● Listing
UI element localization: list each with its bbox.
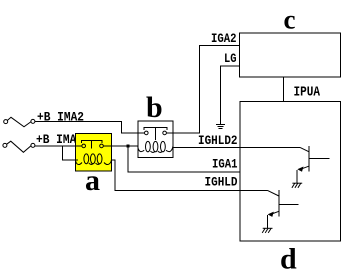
svg-text:LG: LG xyxy=(224,51,237,66)
relay box b xyxy=(138,121,173,158)
switch SW1 (+B IMA2) xyxy=(4,117,35,127)
wire IPUA: box c to box d xyxy=(283,77,285,101)
ground G3 (Q2 emitter) xyxy=(262,228,272,233)
svg-text:IGHLD2: IGHLD2 xyxy=(198,133,238,148)
svg-text:IGA1: IGA1 xyxy=(212,156,238,171)
wire branch to relay a coil xyxy=(63,146,78,160)
svg-text:d: d xyxy=(280,243,297,276)
switch SW2 (+B IMA1) xyxy=(3,141,35,152)
relay b coil xyxy=(138,141,173,152)
block box d xyxy=(240,102,341,242)
svg-text:a: a xyxy=(85,164,100,197)
svg-text:IGHLD: IGHLD xyxy=(205,175,238,190)
relay a coil xyxy=(76,154,112,165)
block box c xyxy=(240,33,341,77)
svg-text:+B IMA2: +B IMA2 xyxy=(37,109,84,124)
transistor Q2 xyxy=(268,190,299,228)
junction node xyxy=(127,145,130,148)
relay box a (yellow) xyxy=(76,134,112,172)
wire switch SW1 to relay b contact xyxy=(35,122,144,134)
wire IGA2: relay b contact up to box c xyxy=(166,45,239,133)
svg-text:IGA2: IGA2 xyxy=(211,31,237,46)
svg-text:b: b xyxy=(146,91,163,124)
wire switch SW2 to relay a contact xyxy=(35,145,82,147)
wire IGA1: junction down to box d xyxy=(128,148,240,172)
relay b contact xyxy=(144,128,167,140)
ground G2 (Q1 emitter) xyxy=(292,183,302,188)
relay a contact xyxy=(82,141,112,149)
svg-text:IPUA: IPUA xyxy=(294,85,321,101)
wire relay a contact to relay b coil xyxy=(112,145,138,147)
wire IGHLD2: relay b coil to transistor Q1 base xyxy=(173,146,300,148)
transistor Q1 xyxy=(297,146,329,183)
ground G1 xyxy=(216,124,225,128)
wire IGHLD: relay a coil to box d and transistor Q2 base xyxy=(112,160,268,191)
wire LG: box c to ground xyxy=(220,66,239,124)
svg-text:c: c xyxy=(284,5,296,35)
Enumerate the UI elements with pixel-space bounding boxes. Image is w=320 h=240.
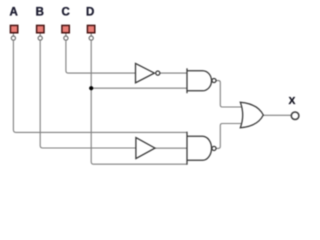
wire D to NAND2 bottom input — [91, 41, 187, 165]
NAND gate U3 (top) — [187, 68, 216, 93]
NAND gate U4 (bottom) — [187, 132, 216, 165]
wire B to buffer input — [40, 41, 136, 148]
buffer U2 — [136, 138, 155, 159]
wire NOT output to NAND1 upper input — [160, 72, 187, 74]
svg-text:X: X — [289, 96, 296, 107]
NOT gate U1 — [136, 63, 160, 82]
OR gate U5 — [240, 102, 263, 128]
wire C to NOT input — [66, 41, 136, 73]
input switch D — [87, 25, 94, 40]
wire A to NAND2 top input — [13, 41, 187, 133]
output pin X circle — [291, 112, 299, 120]
svg-text:C: C — [62, 7, 70, 19]
wire NAND1 output to OR upper input — [216, 81, 244, 107]
input switch C — [62, 25, 69, 40]
wire D branch to NAND1 lower input — [91, 87, 187, 89]
wire buffer output to NAND2 middle input — [155, 147, 187, 149]
wire OR output to pin X — [263, 114, 291, 116]
input switch A — [10, 25, 17, 40]
svg-text:A: A — [9, 7, 17, 19]
junction dot on D — [89, 86, 93, 90]
svg-text:B: B — [36, 7, 44, 19]
svg-text:D: D — [86, 7, 94, 19]
wire NAND2 output to OR lower input — [216, 124, 244, 149]
input switch B — [37, 25, 44, 40]
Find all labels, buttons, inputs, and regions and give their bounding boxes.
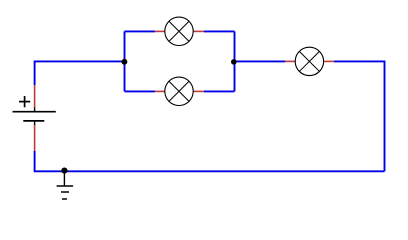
lamp L3 left pin xyxy=(285,60,295,62)
battery plus label xyxy=(19,96,30,107)
lamp L3 xyxy=(295,47,323,75)
wire bottom branch right xyxy=(204,90,235,92)
lamp L2 right pin xyxy=(193,90,204,92)
lamp L3 right pin xyxy=(324,60,335,62)
lamp L1 xyxy=(165,17,193,45)
node junction right xyxy=(231,59,237,65)
wire right node to series lamp xyxy=(235,60,286,62)
battery V1 xyxy=(13,108,56,126)
lamp L2 left pin xyxy=(155,90,165,92)
ground xyxy=(57,171,74,199)
node junction ground xyxy=(61,168,67,174)
wire parallel left vertical xyxy=(124,31,126,91)
wire top branch right xyxy=(204,30,235,32)
wire bottom branch left xyxy=(125,90,156,92)
battery V1 bottom pin xyxy=(34,125,36,152)
battery V1 top pin xyxy=(34,85,36,108)
lamp L1 left pin xyxy=(155,30,165,32)
wire top branch left xyxy=(125,30,156,32)
node junction left xyxy=(121,59,127,65)
lamp L2 xyxy=(165,77,193,105)
wire battery top to left node xyxy=(35,61,125,85)
wire bottom return xyxy=(35,151,385,171)
lamp L1 right pin xyxy=(193,30,204,32)
wire parallel right vertical xyxy=(234,31,236,91)
wire series lamp to right edge down xyxy=(334,61,385,171)
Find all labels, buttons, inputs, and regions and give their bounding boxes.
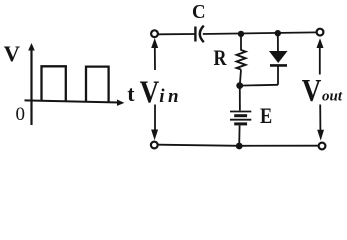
svg-text:R: R <box>214 45 228 70</box>
svg-text:t: t <box>127 81 135 106</box>
svg-text:V: V <box>140 73 160 109</box>
svg-text:V: V <box>302 72 322 108</box>
svg-text:in: in <box>159 86 182 107</box>
svg-text:out: out <box>322 88 343 104</box>
svg-text:E: E <box>260 103 272 128</box>
svg-text:0: 0 <box>16 104 26 125</box>
svg-text:C: C <box>192 1 206 23</box>
svg-text:V: V <box>4 41 21 66</box>
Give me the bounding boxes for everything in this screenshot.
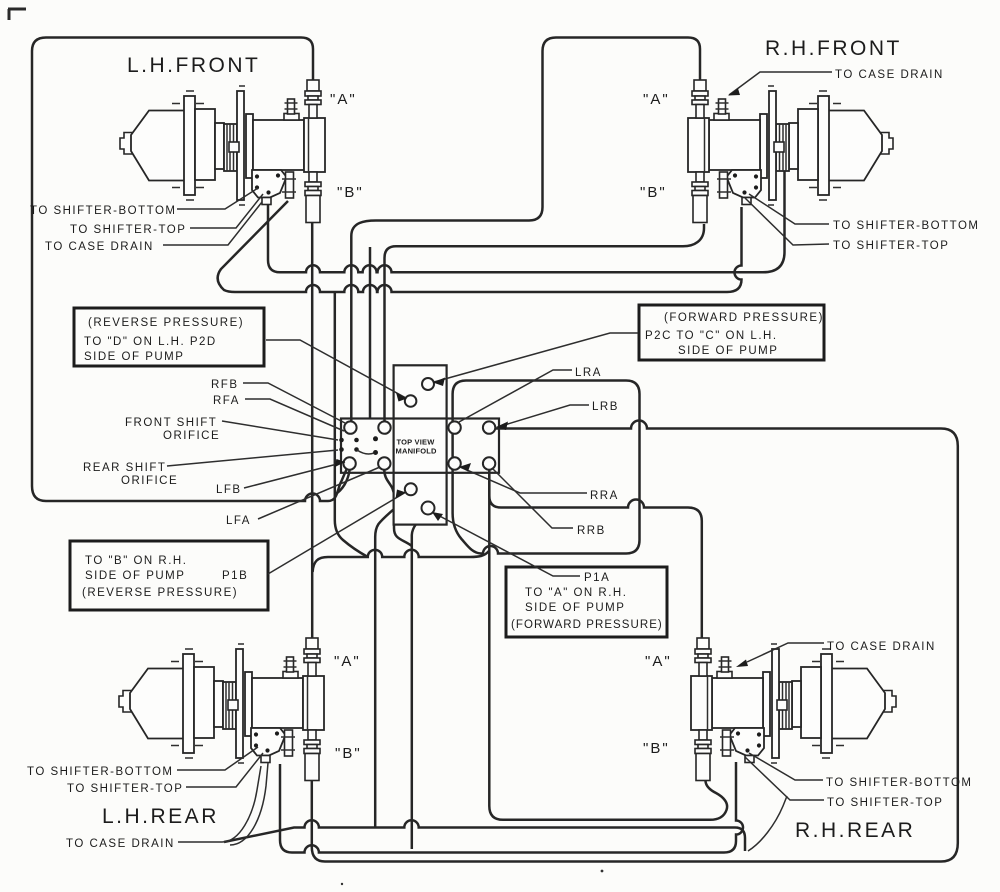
svg-text:P1A: P1A bbox=[584, 572, 610, 584]
leader TO CASE DRAIN (RHF) bbox=[729, 72, 832, 95]
wire: L.H. FRONT port B down to L.H. REAR port A bbox=[311, 223, 314, 638]
svg-text:SIDE OF PUMP: SIDE OF PUMP bbox=[678, 345, 778, 357]
svg-text:TO CASE DRAIN: TO CASE DRAIN bbox=[66, 838, 175, 850]
stray dot 2 bbox=[341, 883, 343, 885]
wire: L.H. FRONT shifter-top line across to R.H. FRONT case drain bbox=[268, 158, 785, 272]
svg-text:SIDE OF PUMP: SIDE OF PUMP bbox=[84, 351, 184, 363]
arrow at P2D bbox=[396, 393, 407, 402]
svg-text:TO SHIFTER-BOTTOM: TO SHIFTER-BOTTOM bbox=[833, 220, 979, 232]
motor R.H. REAR bbox=[691, 638, 896, 781]
svg-text:ORIFICE: ORIFICE bbox=[163, 430, 220, 442]
port RFB bbox=[344, 421, 356, 433]
port P2C bbox=[422, 378, 434, 390]
leader LRA bbox=[459, 370, 572, 422]
svg-text:FRONT SHIFT: FRONT SHIFT bbox=[125, 417, 217, 429]
leader LRB bbox=[498, 405, 589, 427]
leader RFA bbox=[245, 399, 344, 431]
port RFA bbox=[378, 421, 390, 433]
svg-text:RRA: RRA bbox=[590, 490, 619, 502]
callout box P1A bbox=[506, 567, 667, 637]
wire: R.H. REAR case drain sweep bbox=[748, 796, 787, 851]
svg-text:"B": "B" bbox=[335, 745, 362, 762]
leader RRB bbox=[493, 469, 573, 528]
svg-text:"A": "A" bbox=[334, 653, 361, 670]
corner scan mark bbox=[8, 9, 26, 20]
svg-text:R.H.FRONT: R.H.FRONT bbox=[765, 37, 902, 60]
svg-text:(REVERSE PRESSURE): (REVERSE PRESSURE) bbox=[82, 587, 238, 599]
leader TO SHIFTER-BOTTOM (RHF) bbox=[749, 194, 829, 224]
port P1A bbox=[422, 502, 435, 515]
leader TO CASE DRAIN (LHR) bbox=[178, 841, 222, 843]
orifice link curve bbox=[357, 450, 374, 454]
svg-text:(REVERSE PRESSURE): (REVERSE PRESSURE) bbox=[88, 317, 244, 329]
svg-text:SIDE OF PUMP: SIDE OF PUMP bbox=[85, 570, 185, 582]
wire: rear shifter bus across bottom bbox=[280, 762, 743, 853]
svg-text:TO "B" ON R.H.: TO "B" ON R.H. bbox=[85, 555, 187, 567]
svg-text:TO SHIFTER-BOTTOM: TO SHIFTER-BOTTOM bbox=[27, 766, 173, 778]
arrow at RHF case drain bbox=[728, 89, 740, 96]
port P1B bbox=[405, 483, 417, 495]
leader TO CASE DRAIN (RHR) bbox=[747, 643, 824, 662]
wire: manifold P1A port drop to bottom bus bbox=[412, 515, 426, 850]
manifold horizontal plate bbox=[341, 419, 499, 473]
port RRB bbox=[483, 457, 495, 469]
svg-text:RFB: RFB bbox=[211, 379, 239, 391]
svg-text:(FORWARD PRESSURE): (FORWARD PRESSURE) bbox=[511, 619, 663, 631]
motor L.H. REAR bbox=[119, 638, 324, 781]
svg-text:"A": "A" bbox=[645, 653, 672, 670]
leader TO SHIFTER-BOTTOM (RHR) bbox=[749, 753, 823, 780]
rear shift orifice dots bbox=[339, 447, 344, 452]
svg-text:P2C TO "C" ON L.H.: P2C TO "C" ON L.H. bbox=[645, 330, 778, 342]
wire: RRB drop to bottom and across to R.H. REAR port B bbox=[489, 470, 727, 820]
callout box P1B bbox=[70, 541, 268, 610]
leader RRA bbox=[460, 467, 587, 493]
arrow at P1B bbox=[396, 490, 407, 499]
arrow at RHR case drain bbox=[736, 660, 748, 668]
leader TO SHIFTER-TOP (LHF) bbox=[190, 194, 263, 228]
wire: R.H. FRONT port A to manifold RFB bbox=[351, 38, 700, 422]
svg-text:TO CASE DRAIN: TO CASE DRAIN bbox=[827, 641, 936, 653]
wire: front shift orifice feed drop bbox=[369, 247, 372, 419]
svg-text:"B": "B" bbox=[643, 740, 670, 757]
wire: L.H. FRONT case drain diagonal across to R.H. FRONT shifter bbox=[218, 201, 742, 292]
svg-text:LFB: LFB bbox=[216, 484, 242, 496]
svg-text:L.H.FRONT: L.H.FRONT bbox=[127, 54, 260, 77]
svg-text:LRB: LRB bbox=[592, 401, 619, 413]
svg-text:MANIFOLD: MANIFOLD bbox=[396, 447, 438, 456]
port RRA bbox=[448, 457, 460, 469]
svg-text:TO "D" ON L.H. P2D: TO "D" ON L.H. P2D bbox=[84, 336, 217, 348]
port LRA bbox=[448, 421, 460, 433]
svg-text:R.H.REAR: R.H.REAR bbox=[795, 819, 915, 842]
leader TO CASE DRAIN (LHF) bbox=[163, 202, 262, 245]
svg-text:RRB: RRB bbox=[577, 525, 606, 537]
svg-text:TO SHIFTER-TOP: TO SHIFTER-TOP bbox=[67, 783, 183, 795]
svg-text:TO SHIFTER-TOP: TO SHIFTER-TOP bbox=[70, 224, 186, 236]
svg-text:TO CASE DRAIN: TO CASE DRAIN bbox=[835, 69, 944, 81]
leader TO SHIFTER-BOTTOM (LHR) bbox=[177, 747, 258, 770]
svg-text:LRA: LRA bbox=[575, 367, 602, 379]
leader LFA bbox=[258, 467, 380, 519]
svg-text:"B": "B" bbox=[640, 184, 667, 201]
svg-text:TOP VIEW: TOP VIEW bbox=[397, 438, 436, 447]
wire: LFB port stub bbox=[335, 470, 350, 495]
leader P1B bbox=[268, 492, 406, 574]
svg-text:LFA: LFA bbox=[226, 515, 251, 527]
wire: manifold P1B port drop to bottom bus bbox=[375, 496, 408, 827]
wire: L.H. FRONT port A loop around motor to manifold LFB bbox=[32, 38, 347, 502]
svg-text:TO SHIFTER-TOP: TO SHIFTER-TOP bbox=[833, 240, 949, 252]
svg-text:REAR SHIFT: REAR SHIFT bbox=[83, 462, 166, 474]
arrow at P1A bbox=[432, 512, 443, 521]
svg-text:"A": "A" bbox=[330, 91, 357, 108]
stray dot 1 bbox=[601, 870, 604, 873]
wire: bottom bus with case-drain tail (L.H. REAR) bbox=[224, 820, 745, 851]
wire: LRB long loop right side and bottom to L.H. REAR port B bbox=[312, 421, 958, 862]
svg-text:"B": "B" bbox=[337, 184, 364, 201]
wire: manifold LFA drop joining P1A leg bbox=[384, 470, 412, 546]
svg-text:TO SHIFTER-BOTTOM: TO SHIFTER-BOTTOM bbox=[30, 205, 176, 217]
arrow at RRA bbox=[460, 463, 472, 472]
leader P2C bbox=[434, 333, 638, 382]
svg-text:(FORWARD PRESSURE): (FORWARD PRESSURE) bbox=[664, 312, 824, 324]
svg-text:"A": "A" bbox=[643, 91, 670, 108]
leader P2D bbox=[266, 340, 406, 398]
leader P1A bbox=[432, 512, 580, 576]
svg-text:P1B: P1B bbox=[222, 570, 248, 582]
svg-text:ORIFICE: ORIFICE bbox=[121, 475, 178, 487]
motor L.H. FRONT bbox=[120, 80, 325, 223]
leader LFB bbox=[244, 462, 345, 488]
front shift orifice dots bbox=[339, 438, 344, 443]
svg-text:RFA: RFA bbox=[213, 395, 240, 407]
svg-text:SIDE OF PUMP: SIDE OF PUMP bbox=[525, 602, 625, 614]
wire: RRB branch across to R.H. REAR port A bbox=[489, 474, 702, 638]
leader TO SHIFTER-TOP (RHR) bbox=[745, 757, 824, 800]
arrow at LFB bbox=[334, 459, 345, 468]
leader TO SHIFTER-TOP (RHF) bbox=[745, 198, 829, 245]
port LRB bbox=[483, 421, 495, 433]
wire: lower bus from L.H. REAR port A to RRB drop bbox=[313, 550, 489, 572]
wire: LRA loop around rear ports bbox=[453, 381, 640, 554]
wire: manifold LFB drop and sweep to lower bus bbox=[335, 293, 367, 557]
motor R.H. FRONT bbox=[688, 80, 893, 223]
port P2D bbox=[405, 395, 417, 407]
svg-text:L.H.REAR: L.H.REAR bbox=[102, 805, 219, 828]
svg-text:TO "A" ON R.H.: TO "A" ON R.H. bbox=[525, 587, 627, 599]
svg-text:TO SHIFTER-TOP: TO SHIFTER-TOP bbox=[827, 797, 943, 809]
callout box P2D bbox=[74, 308, 264, 366]
arrow at P2C bbox=[433, 378, 445, 387]
wire: manifold RFA to R.H. FRONT port B bbox=[385, 224, 705, 422]
leader RFB bbox=[243, 383, 345, 423]
leader REAR SHIFT ORIFICE bbox=[167, 450, 338, 466]
callout box P2C bbox=[639, 305, 824, 360]
arrow at LRB bbox=[496, 422, 508, 431]
port LFA bbox=[378, 457, 390, 469]
svg-text:TO SHIFTER-BOTTOM: TO SHIFTER-BOTTOM bbox=[826, 777, 972, 789]
svg-text:TO CASE DRAIN: TO CASE DRAIN bbox=[45, 241, 154, 253]
leader TO SHIFTER-TOP (LHR) bbox=[186, 753, 263, 787]
leader FRONT SHIFT ORIFICE bbox=[222, 421, 338, 440]
port LFB bbox=[343, 457, 355, 469]
manifold vertical plate bbox=[394, 365, 447, 524]
leader TO SHIFTER-BOTTOM (LHF) bbox=[177, 188, 258, 209]
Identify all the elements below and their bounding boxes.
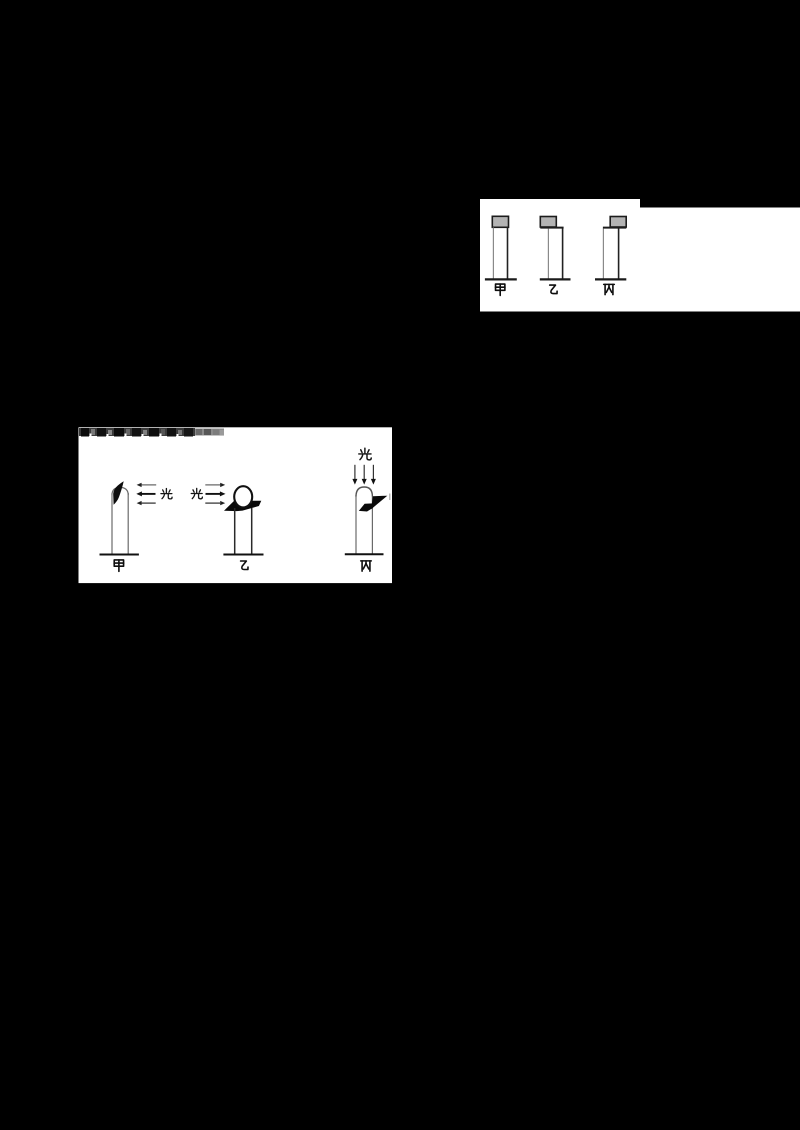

● Set problem
In the entries from the start through the line containing "Enumerate the UI", rename "relay" to "contactor" and reproduce those lines with everything else unchanged, leaving out the pictures.

● Solved problem
UI element localization: list each with its bbox.
svg-text:LG: LG xyxy=(224,51,237,66)
contactor box b xyxy=(138,121,173,158)
switch SW1 (+B IMA2) xyxy=(4,117,35,127)
wire IPUA: box c to box d xyxy=(283,77,285,101)
ground G3 (Q2 emitter) xyxy=(262,228,272,233)
svg-text:IGHLD2: IGHLD2 xyxy=(198,133,238,148)
svg-text:IGA1: IGA1 xyxy=(212,156,238,171)
wire branch to contactor a coil xyxy=(63,146,78,160)
svg-text:d: d xyxy=(280,243,297,276)
switch SW2 (+B IMA1) xyxy=(3,141,35,152)
contactor b coil xyxy=(138,141,173,152)
block box d xyxy=(240,102,341,242)
svg-text:a: a xyxy=(85,164,100,197)
svg-text:IGHLD: IGHLD xyxy=(205,175,238,190)
contactor a coil xyxy=(76,154,112,165)
block box c xyxy=(240,33,341,77)
svg-text:+B IMA2: +B IMA2 xyxy=(37,109,84,124)
transistor Q2 xyxy=(268,190,299,228)
junction node xyxy=(127,145,130,148)
contactor box a (yellow) xyxy=(76,134,112,172)
wire switch SW1 to contactor b contact xyxy=(35,122,144,134)
wire IGA2: contactor b contact up to box c xyxy=(166,45,239,133)
svg-text:IGA2: IGA2 xyxy=(211,31,237,46)
svg-text:b: b xyxy=(146,91,163,124)
wire switch SW2 to contactor a contact xyxy=(35,145,82,147)
wire IGA1: junction down to box d xyxy=(128,148,240,172)
contactor b contact xyxy=(144,128,167,140)
ground G2 (Q1 emitter) xyxy=(292,183,302,188)
contactor a contact xyxy=(82,141,112,149)
svg-text:IPUA: IPUA xyxy=(294,85,321,101)
wire contactor a contact to contactor b coil xyxy=(112,145,138,147)
wire IGHLD2: contactor b coil to transistor Q1 base xyxy=(173,146,300,148)
transistor Q1 xyxy=(297,146,329,183)
ground G1 xyxy=(216,124,225,128)
wire IGHLD: contactor a coil to box d and transistor Q2 base xyxy=(112,160,268,191)
wire LG: box c to ground xyxy=(220,66,239,124)
svg-text:c: c xyxy=(284,5,296,35)
Enumerate the UI elements with pixel-space bounding boxes. Image is w=320 h=240.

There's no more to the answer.